§ **GIVEN RECORDS**

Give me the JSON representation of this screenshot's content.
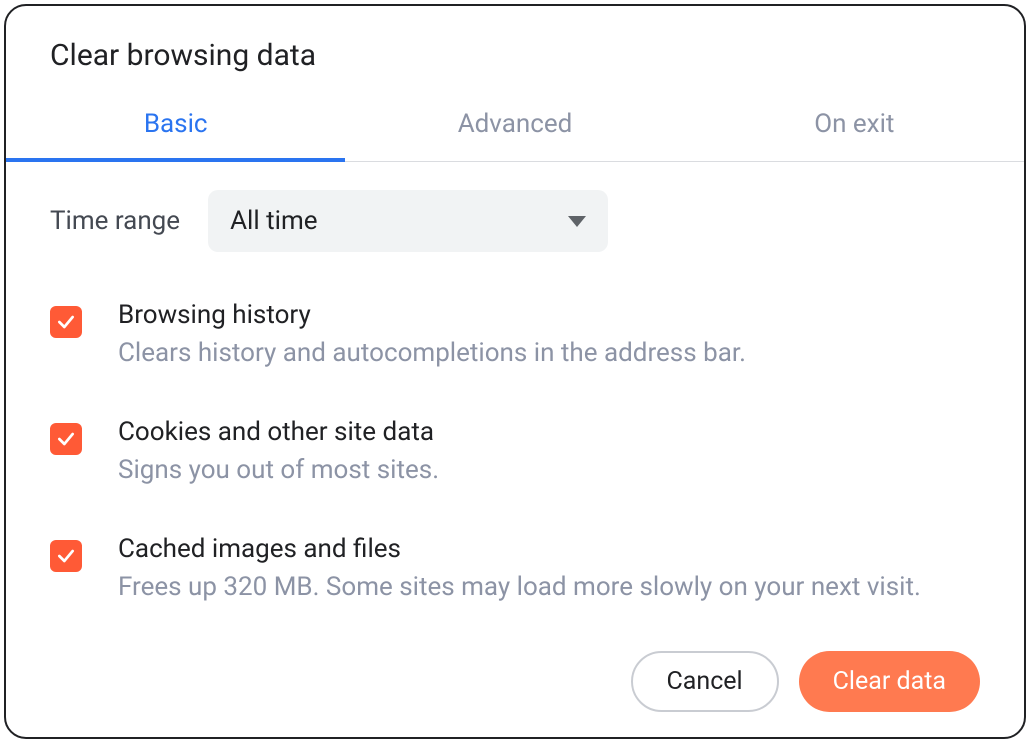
{
  "dialog": {
    "title": "Clear browsing data"
  },
  "tabs": {
    "basic": "Basic",
    "advanced": "Advanced",
    "on_exit": "On exit"
  },
  "time": {
    "label": "Time range",
    "selected": "All time"
  },
  "options": {
    "history": {
      "title": "Browsing history",
      "desc": "Clears history and autocompletions in the address bar."
    },
    "cookies": {
      "title": "Cookies and other site data",
      "desc": "Signs you out of most sites."
    },
    "cache": {
      "title": "Cached images and files",
      "desc": "Frees up 320 MB. Some sites may load more slowly on your next visit."
    }
  },
  "footer": {
    "cancel": "Cancel",
    "clear": "Clear data"
  }
}
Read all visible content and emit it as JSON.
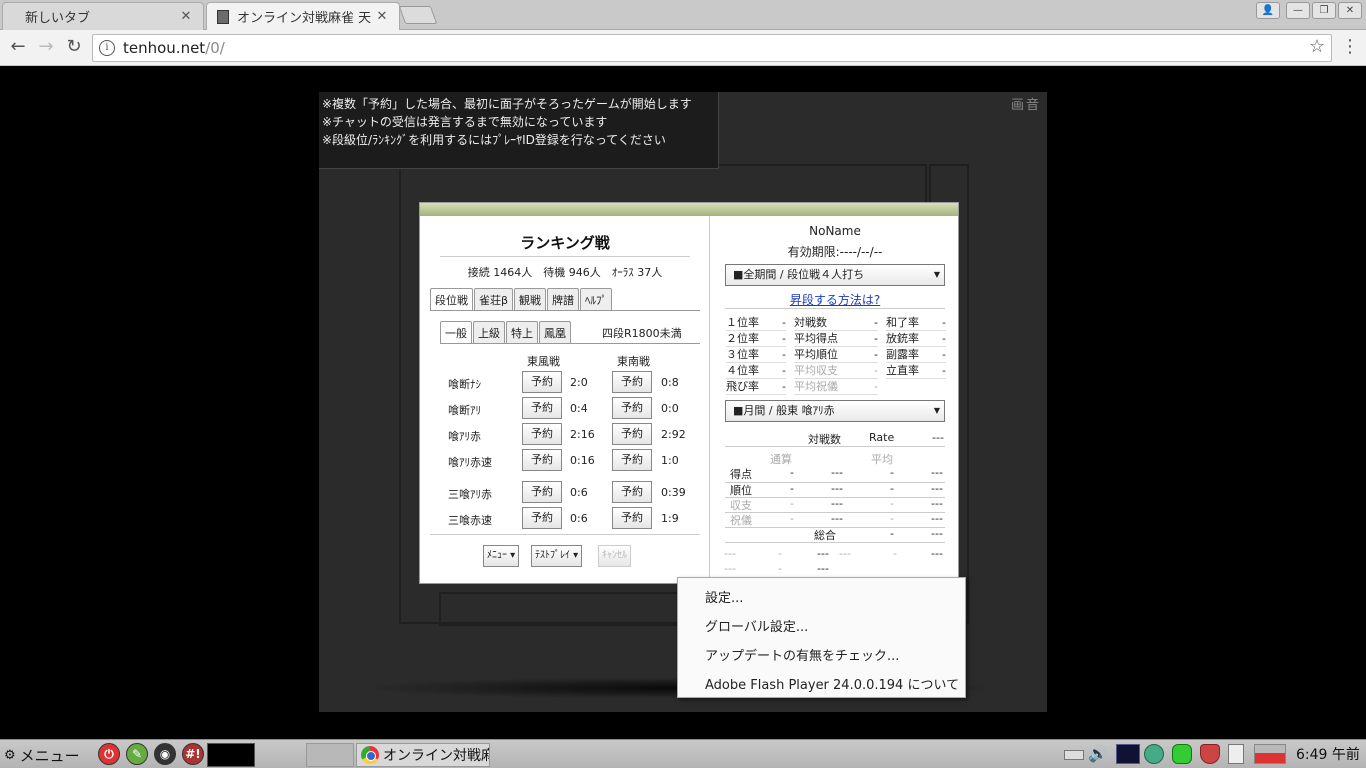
{
  "browser": {
    "tabs": [
      {
        "title": "新しいタブ",
        "active": false
      },
      {
        "title": "オンライン対戦麻雀 天",
        "active": true
      }
    ],
    "url_host": "tenhou.net",
    "url_path": "/0/",
    "window_buttons": [
      "👤",
      "—",
      "❐",
      "✕"
    ]
  },
  "notice": {
    "lines": [
      "※複数「予約」した場合、最初に面子がそろったゲームが開始します",
      "※チャットの受信は発言するまで無効になっています",
      "※段級位/ﾗﾝｷﾝｸﾞを利用するにはﾌﾟﾚｰﾔID登録を行なってください"
    ],
    "corner_icons": "画音"
  },
  "lobby": {
    "title": "ランキング戦",
    "stats": "接続 1464人　待機 946人　ｵｰﾗｽ 37人",
    "main_tabs": [
      "段位戦",
      "雀荘β",
      "観戦",
      "牌譜",
      "ﾍﾙﾌﾟ"
    ],
    "sub_tabs": [
      "一般",
      "上級",
      "特上",
      "鳳凰"
    ],
    "level_note": "四段R1800未満",
    "col_east": "東風戦",
    "col_south": "東南戦",
    "reserve_label": "予約",
    "rooms": [
      {
        "name": "喰断ﾅｼ",
        "east": "2:0",
        "south": "0:8"
      },
      {
        "name": "喰断ｱﾘ",
        "east": "0:4",
        "south": "0:0"
      },
      {
        "name": "喰ｱﾘ赤",
        "east": "2:16",
        "south": "2:92"
      },
      {
        "name": "喰ｱﾘ赤速",
        "east": "0:16",
        "south": "1:0"
      },
      {
        "name": "三喰ｱﾘ赤",
        "east": "0:6",
        "south": "0:39"
      },
      {
        "name": "三喰赤速",
        "east": "0:6",
        "south": "1:9"
      }
    ],
    "menu_btn": "ﾒﾆｭｰ ▾",
    "test_btn": "ﾃｽﾄﾌﾟﾚｲ ▾",
    "cancel_btn": "ｷｬﾝｾﾙ"
  },
  "profile": {
    "name": "NoName",
    "expiry": "有効期限:----/--/--",
    "period_select": "■全期間 / 段位戦４人打ち",
    "howto_link": "昇段する方法は?",
    "stats": [
      {
        "label": "１位率",
        "value": "-"
      },
      {
        "label": "２位率",
        "value": "-"
      },
      {
        "label": "３位率",
        "value": "-"
      },
      {
        "label": "４位率",
        "value": "-"
      },
      {
        "label": "飛び率",
        "value": "-"
      },
      {
        "label": "対戦数",
        "value": "-"
      },
      {
        "label": "平均得点",
        "value": "-"
      },
      {
        "label": "平均順位",
        "value": "-"
      },
      {
        "label": "平均収支",
        "value": "-"
      },
      {
        "label": "平均祝儀",
        "value": "-"
      },
      {
        "label": "和了率",
        "value": "-"
      },
      {
        "label": "放銃率",
        "value": "-"
      },
      {
        "label": "副露率",
        "value": "-"
      },
      {
        "label": "立直率",
        "value": "-"
      }
    ],
    "monthly_select": "■月間 / 般東 喰ｱﾘ赤",
    "monthly": {
      "h_games": "対戦数",
      "h_rate": "Rate",
      "h_rate_val": "---",
      "h_total": "通算",
      "h_avg": "平均",
      "rows": [
        {
          "label": "得点",
          "a": "-",
          "b": "---",
          "c": "-",
          "d": "---"
        },
        {
          "label": "順位",
          "a": "-",
          "b": "---",
          "c": "-",
          "d": "---"
        },
        {
          "label": "収支",
          "a": "-",
          "b": "---",
          "c": "-",
          "d": "---"
        },
        {
          "label": "祝儀",
          "a": "-",
          "b": "---",
          "c": "-",
          "d": "---"
        }
      ],
      "overall_label": "総合",
      "overall_a": "-",
      "overall_b": "---",
      "bottom_rows": [
        {
          "a": "---",
          "b": "-",
          "c": "---",
          "d": "---",
          "e": "-",
          "f": "---"
        },
        {
          "a": "---",
          "b": "-",
          "c": "---"
        }
      ]
    }
  },
  "context_menu": {
    "items": [
      "設定...",
      "グローバル設定...",
      "アップデートの有無をチェック...",
      "Adobe Flash Player 24.0.0.194  について"
    ]
  },
  "taskbar": {
    "menu_label": "メニュー",
    "window_title": "オンライン対戦麻雀 天鳳",
    "clock": "6:49 午前",
    "hash_label": "#!"
  },
  "colors": {
    "panel_bar": "#a5b27b",
    "link": "#1a3cc4",
    "flash_bg": "#2b2b2b"
  }
}
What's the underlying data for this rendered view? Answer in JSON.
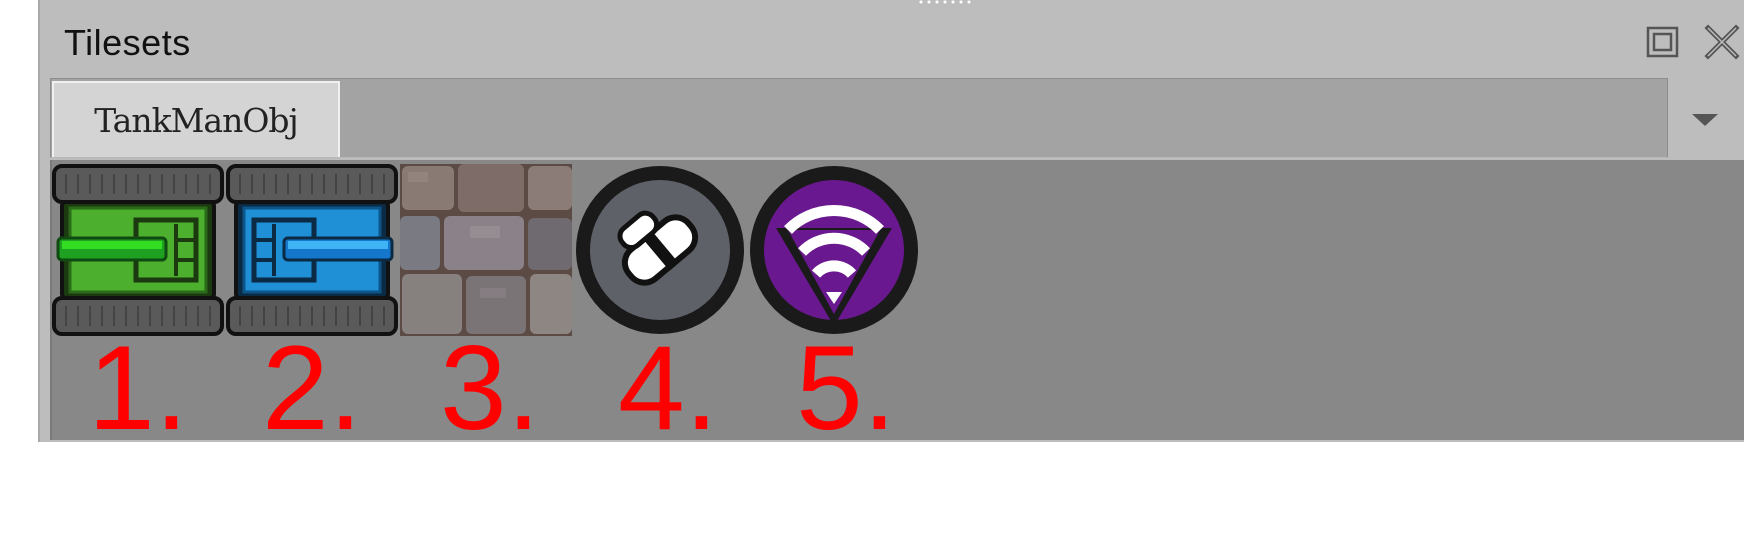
{
  "panel": {
    "title": "Tilesets",
    "float_button_icon": "float-window-icon",
    "close_button_icon": "close-icon"
  },
  "tabs": [
    {
      "label": "TankManObj",
      "selected": true
    }
  ],
  "tab_menu_icon": "dropdown-arrow-icon",
  "tiles": [
    {
      "icon": "green-tank-icon",
      "number": "1."
    },
    {
      "icon": "blue-tank-icon",
      "number": "2."
    },
    {
      "icon": "stone-wall-texture",
      "number": "3."
    },
    {
      "icon": "gray-bandage-pickup-icon",
      "number": "4."
    },
    {
      "icon": "purple-signal-pickup-icon",
      "number": "5."
    }
  ],
  "colors": {
    "panel_bg": "#bdbdbd",
    "tile_area_bg": "#888888",
    "annotation": "#ff0000",
    "green_tank": "#4caf2e",
    "blue_tank": "#1f8fd6",
    "purple_pickup": "#6a1890"
  }
}
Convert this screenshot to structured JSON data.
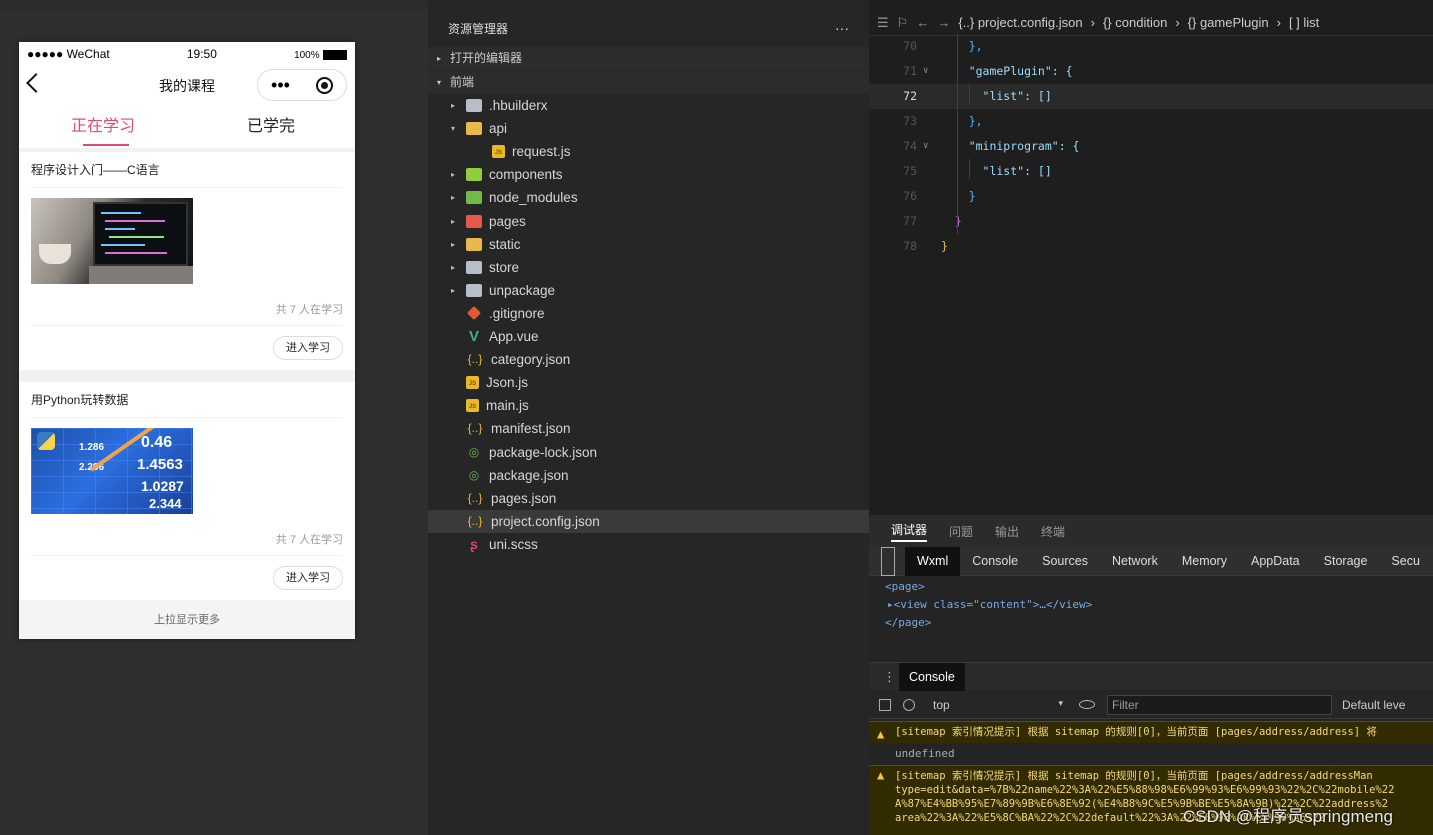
{
  "phone": {
    "status": {
      "carrier": "●●●●● WeChat",
      "time": "19:50",
      "battery": "100%"
    },
    "nav": {
      "title": "我的课程",
      "capsule_dots": "•••"
    },
    "tabs": [
      {
        "label": "正在学习",
        "active": true
      },
      {
        "label": "已学完",
        "active": false
      }
    ],
    "courses": [
      {
        "title": "程序设计入门——C语言",
        "learners": "共 7 人在学习",
        "button": "进入学习"
      },
      {
        "title": "用Python玩转数据",
        "learners": "共 7 人在学习",
        "button": "进入学习"
      }
    ],
    "thumb2_numbers": [
      "1.286",
      "2.286",
      "0.46",
      "1.4563",
      "1.0287",
      "2.344"
    ],
    "load_more": "上拉显示更多"
  },
  "explorer": {
    "title": "资源管理器",
    "more": "···",
    "sections": [
      "打开的编辑器",
      "前端"
    ],
    "files": [
      {
        "name": ".hbuilderx",
        "icon": "folder-icon",
        "twisty": "▸"
      },
      {
        "name": "api",
        "icon": "folder-open-icon",
        "twisty": "▾"
      },
      {
        "name": "request.js",
        "icon": "js-file-icon",
        "twisty": ""
      },
      {
        "name": "components",
        "icon": "components-folder-icon",
        "twisty": "▸"
      },
      {
        "name": "node_modules",
        "icon": "node-modules-folder-icon",
        "twisty": "▸"
      },
      {
        "name": "pages",
        "icon": "pages-folder-icon",
        "twisty": "▸"
      },
      {
        "name": "static",
        "icon": "static-folder-icon",
        "twisty": "▸"
      },
      {
        "name": "store",
        "icon": "folder-icon",
        "twisty": "▸"
      },
      {
        "name": "unpackage",
        "icon": "folder-icon",
        "twisty": "▸"
      },
      {
        "name": ".gitignore",
        "icon": "git-icon",
        "twisty": ""
      },
      {
        "name": "App.vue",
        "icon": "vue-icon",
        "twisty": ""
      },
      {
        "name": "category.json",
        "icon": "json-icon",
        "twisty": ""
      },
      {
        "name": "Json.js",
        "icon": "js-file-icon",
        "twisty": ""
      },
      {
        "name": "main.js",
        "icon": "js-file-icon",
        "twisty": ""
      },
      {
        "name": "manifest.json",
        "icon": "json-icon",
        "twisty": ""
      },
      {
        "name": "package-lock.json",
        "icon": "package-icon",
        "twisty": ""
      },
      {
        "name": "package.json",
        "icon": "package-icon",
        "twisty": ""
      },
      {
        "name": "pages.json",
        "icon": "json-icon",
        "twisty": ""
      },
      {
        "name": "project.config.json",
        "icon": "json-icon",
        "twisty": "",
        "selected": true
      },
      {
        "name": "uni.scss",
        "icon": "scss-icon",
        "twisty": ""
      }
    ]
  },
  "editor": {
    "breadcrumb": [
      "{..} project.config.json",
      "{} condition",
      "{} gamePlugin",
      "[ ] list"
    ],
    "lines": [
      {
        "n": "70",
        "text": "    },"
      },
      {
        "n": "71",
        "text": "    \"gamePlugin\": {"
      },
      {
        "n": "72",
        "text": "      \"list\": []"
      },
      {
        "n": "73",
        "text": "    },"
      },
      {
        "n": "74",
        "text": "    \"miniprogram\": {"
      },
      {
        "n": "75",
        "text": "      \"list\": []"
      },
      {
        "n": "76",
        "text": "    }"
      },
      {
        "n": "77",
        "text": "  }"
      },
      {
        "n": "78",
        "text": "}"
      }
    ]
  },
  "devtools": {
    "panel_tabs": [
      "调试器",
      "问题",
      "输出",
      "终端"
    ],
    "tabs": [
      "Wxml",
      "Console",
      "Sources",
      "Network",
      "Memory",
      "AppData",
      "Storage",
      "Secu"
    ],
    "wxml": [
      "<page>",
      "▸<view class=\"content\">…</view>",
      "</page>"
    ],
    "console_tab": "Console",
    "context": "top",
    "context_arrow": "▾",
    "filter_placeholder": "Filter",
    "levels": "Default leve",
    "logs": [
      "[sitemap 索引情况提示] 根据 sitemap 的规则[0]，当前页面 [pages/address/address] 将",
      "undefined",
      "[sitemap 索引情况提示] 根据 sitemap 的规则[0]，当前页面 [pages/address/addressMan",
      "type=edit&data=%7B%22name%22%3A%22%E5%88%98%E6%99%93%E6%99%93%22%2C%22mobile%22",
      "A%87%E4%BB%95%E7%89%9B%E6%8E%92(%E4%B8%9C%E5%9B%BE%E5%8A%9B)%22%2C%22address%2",
      "area%22%3A%22%E5%8C%BA%22%2C%22default%22%3A%22%E6%98%AF%E5%90%A6%22"
    ]
  },
  "watermark": "CSDN @程序员springmeng"
}
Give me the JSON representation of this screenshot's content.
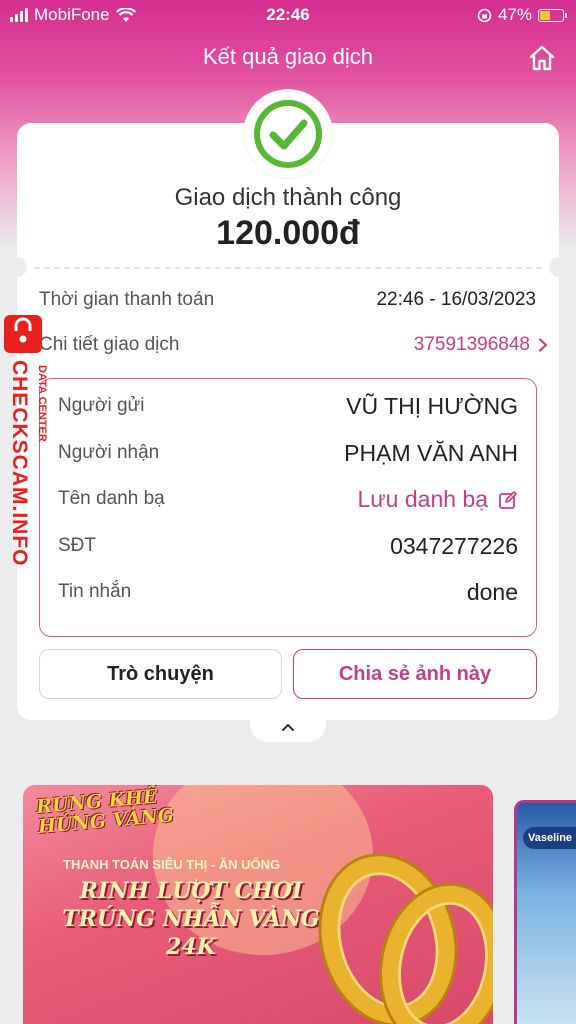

§ **EXERCISE OBJECTIVE**
For the records above, state how many lines include the string "config", giving the number and nothing else.

§ **ANSWER**
2